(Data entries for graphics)

----------

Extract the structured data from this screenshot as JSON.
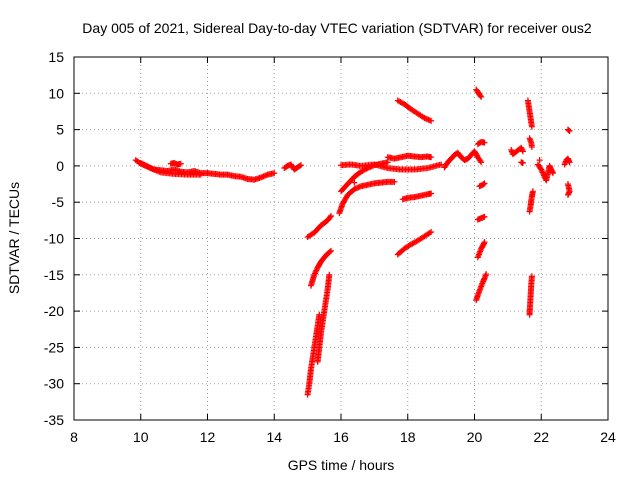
{
  "chart_data": {
    "type": "scatter",
    "title": "Day 005 of 2021, Sidereal Day-to-day VTEC variation (SDTVAR) for receiver ous2",
    "xlabel": "GPS time / hours",
    "ylabel": "SDTVAR / TECUs",
    "xlim": [
      8,
      24
    ],
    "ylim": [
      -35,
      15
    ],
    "xticks": [
      8,
      10,
      12,
      14,
      16,
      18,
      20,
      22,
      24
    ],
    "yticks": [
      -35,
      -30,
      -25,
      -20,
      -15,
      -10,
      -5,
      0,
      5,
      10,
      15
    ],
    "grid": true,
    "marker": "plus",
    "color": "#ff0000",
    "segments": [
      {
        "name": "band-10-12",
        "x": [
          9.85,
          10.0,
          10.2,
          10.4,
          10.6,
          10.8,
          11.0,
          11.2,
          11.4,
          11.6,
          11.8,
          12.0
        ],
        "y": [
          0.8,
          0.3,
          -0.1,
          -0.5,
          -0.6,
          -0.7,
          -0.5,
          -0.8,
          -0.9,
          -0.7,
          -1.0,
          -1.0
        ]
      },
      {
        "name": "band-10-lower",
        "x": [
          10.0,
          10.3,
          10.6,
          11.0,
          11.4,
          11.8
        ],
        "y": [
          0.4,
          -0.3,
          -0.9,
          -1.1,
          -1.2,
          -1.2
        ]
      },
      {
        "name": "band-11-bump",
        "x": [
          10.9,
          11.0,
          11.1,
          11.2
        ],
        "y": [
          0.3,
          0.4,
          0.2,
          0.3
        ]
      },
      {
        "name": "band-12-14",
        "x": [
          12.0,
          12.2,
          12.4,
          12.6,
          12.8,
          13.0,
          13.2,
          13.4,
          13.6,
          13.8,
          14.0
        ],
        "y": [
          -1.0,
          -1.1,
          -1.2,
          -1.2,
          -1.4,
          -1.5,
          -1.8,
          -1.9,
          -1.6,
          -1.2,
          -1.0
        ]
      },
      {
        "name": "band-14-15",
        "x": [
          14.3,
          14.4,
          14.5,
          14.6,
          14.7,
          14.8
        ],
        "y": [
          -0.3,
          0.0,
          0.2,
          -0.5,
          -0.2,
          0.1
        ]
      },
      {
        "name": "spike-15-left",
        "x": [
          15.0,
          15.05,
          15.1,
          15.15,
          15.2,
          15.25,
          15.3,
          15.35
        ],
        "y": [
          -31.5,
          -30.0,
          -28.0,
          -26.5,
          -25.0,
          -23.5,
          -22.0,
          -20.5
        ]
      },
      {
        "name": "spike-15-right",
        "x": [
          15.3,
          15.35,
          15.4,
          15.45,
          15.5,
          15.55,
          15.6,
          15.65
        ],
        "y": [
          -27.0,
          -25.0,
          -23.0,
          -21.5,
          -20.0,
          -18.5,
          -17.0,
          -15.0
        ]
      },
      {
        "name": "arc-15-16",
        "x": [
          15.1,
          15.2,
          15.3,
          15.4,
          15.5,
          15.6,
          15.7
        ],
        "y": [
          -16.5,
          -15.0,
          -14.0,
          -13.2,
          -12.6,
          -12.1,
          -11.7
        ]
      },
      {
        "name": "arc-15-upper",
        "x": [
          15.0,
          15.2,
          15.4,
          15.6,
          15.7
        ],
        "y": [
          -9.8,
          -9.2,
          -8.2,
          -7.5,
          -6.9
        ]
      },
      {
        "name": "arc-16-17",
        "x": [
          15.95,
          16.05,
          16.2,
          16.4,
          16.6,
          16.8,
          17.0,
          17.2,
          17.4,
          17.6
        ],
        "y": [
          -6.5,
          -5.2,
          -4.0,
          -3.2,
          -2.8,
          -2.6,
          -2.4,
          -2.3,
          -2.2,
          -2.2
        ]
      },
      {
        "name": "arc-16-mid",
        "x": [
          16.0,
          16.2,
          16.4,
          16.6,
          16.8,
          17.0,
          17.2,
          17.4
        ],
        "y": [
          -3.5,
          -2.5,
          -1.5,
          -0.8,
          -0.3,
          0.1,
          0.3,
          0.5
        ]
      },
      {
        "name": "band-16-19",
        "x": [
          16.0,
          16.3,
          16.6,
          17.0,
          17.4,
          17.8,
          18.2,
          18.6,
          19.0
        ],
        "y": [
          0.1,
          0.2,
          0.0,
          0.2,
          -0.3,
          -0.5,
          -0.5,
          -0.3,
          0.2
        ]
      },
      {
        "name": "arc-17-18",
        "x": [
          17.4,
          17.6,
          17.8,
          18.0,
          18.2,
          18.4,
          18.6,
          18.7
        ],
        "y": [
          1.2,
          1.0,
          1.2,
          1.4,
          1.3,
          1.2,
          1.3,
          1.2
        ]
      },
      {
        "name": "line-18-down",
        "x": [
          17.7,
          17.9,
          18.1,
          18.3,
          18.5,
          18.7
        ],
        "y": [
          9.0,
          8.5,
          7.8,
          7.2,
          6.6,
          6.2
        ]
      },
      {
        "name": "line-18-mid",
        "x": [
          17.85,
          18.0,
          18.2,
          18.4,
          18.6,
          18.7
        ],
        "y": [
          -4.6,
          -4.4,
          -4.3,
          -4.1,
          -3.9,
          -3.8
        ]
      },
      {
        "name": "line-18-low",
        "x": [
          17.7,
          17.9,
          18.1,
          18.3,
          18.5,
          18.7
        ],
        "y": [
          -12.2,
          -11.4,
          -10.8,
          -10.3,
          -9.7,
          -9.1
        ]
      },
      {
        "name": "cluster-19-20",
        "x": [
          19.1,
          19.2,
          19.3,
          19.4,
          19.5,
          19.6,
          19.7,
          19.8,
          19.9,
          20.0,
          20.1,
          20.2
        ],
        "y": [
          -0.2,
          0.5,
          1.0,
          1.5,
          1.8,
          1.2,
          0.8,
          1.0,
          1.5,
          2.0,
          1.2,
          0.5
        ]
      },
      {
        "name": "line-20-top",
        "x": [
          20.05,
          20.1,
          20.15,
          20.2
        ],
        "y": [
          10.5,
          10.2,
          9.8,
          9.5
        ]
      },
      {
        "name": "points-20-3",
        "x": [
          20.1,
          20.2,
          20.3
        ],
        "y": [
          3.0,
          3.3,
          3.2
        ]
      },
      {
        "name": "line-20-m3",
        "x": [
          20.15,
          20.25,
          20.3
        ],
        "y": [
          -2.8,
          -2.6,
          -2.4
        ]
      },
      {
        "name": "line-20-m7",
        "x": [
          20.1,
          20.2,
          20.3
        ],
        "y": [
          -7.4,
          -7.2,
          -7.0
        ]
      },
      {
        "name": "line-20-m12",
        "x": [
          20.1,
          20.15,
          20.2,
          20.25,
          20.3
        ],
        "y": [
          -12.6,
          -12.0,
          -11.4,
          -11.0,
          -10.5
        ]
      },
      {
        "name": "line-20-m17",
        "x": [
          20.05,
          20.1,
          20.15,
          20.2,
          20.25,
          20.3,
          20.35
        ],
        "y": [
          -18.5,
          -17.8,
          -17.2,
          -16.6,
          -16.0,
          -15.5,
          -14.9
        ]
      },
      {
        "name": "points-21",
        "x": [
          21.1,
          21.15,
          21.4,
          21.45
        ],
        "y": [
          2.2,
          1.6,
          2.5,
          2.0
        ]
      },
      {
        "name": "points-21-dash",
        "x": [
          21.4,
          21.45
        ],
        "y": [
          0.5,
          0.4
        ]
      },
      {
        "name": "line-21-7-top",
        "x": [
          21.6,
          21.62,
          21.64,
          21.66,
          21.68,
          21.7,
          21.72
        ],
        "y": [
          9.0,
          8.4,
          7.8,
          7.2,
          6.6,
          6.0,
          5.4
        ]
      },
      {
        "name": "points-21-7",
        "x": [
          21.65,
          21.7,
          21.72
        ],
        "y": [
          3.8,
          3.2,
          2.6
        ]
      },
      {
        "name": "line-21-7-mid",
        "x": [
          21.65,
          21.68,
          21.7,
          21.72,
          21.75
        ],
        "y": [
          -6.3,
          -5.5,
          -4.8,
          -4.2,
          -3.5
        ]
      },
      {
        "name": "line-21-7-low",
        "x": [
          21.65,
          21.66,
          21.67,
          21.68,
          21.69,
          21.7,
          21.72
        ],
        "y": [
          -20.5,
          -19.6,
          -18.8,
          -18.0,
          -17.2,
          -16.4,
          -15.2
        ]
      },
      {
        "name": "cluster-22",
        "x": [
          21.9,
          22.0,
          22.1,
          22.15,
          22.2,
          22.25,
          22.3,
          22.35
        ],
        "y": [
          0.2,
          -0.5,
          -1.5,
          -2.0,
          -1.0,
          0.0,
          -0.5,
          -1.0
        ]
      },
      {
        "name": "point-22-upper",
        "x": [
          21.95
        ],
        "y": [
          0.8
        ]
      },
      {
        "name": "points-22-8",
        "x": [
          22.7,
          22.75,
          22.8,
          22.85
        ],
        "y": [
          0.2,
          0.8,
          1.0,
          0.5
        ]
      },
      {
        "name": "point-22-8-top",
        "x": [
          22.8,
          22.85
        ],
        "y": [
          5.0,
          4.8
        ]
      },
      {
        "name": "points-22-8-low",
        "x": [
          22.8,
          22.85,
          22.8
        ],
        "y": [
          -2.5,
          -3.5,
          -4.0
        ]
      },
      {
        "name": "isolated-16-4",
        "x": [
          16.4
        ],
        "y": [
          -2.3
        ]
      }
    ]
  }
}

----------

* _Exercise objective_
Locate all lines in the listing above with the word "spike" and copy them.

* _Finished task_
        "name": "spike-15-left",
        "name": "spike-15-right",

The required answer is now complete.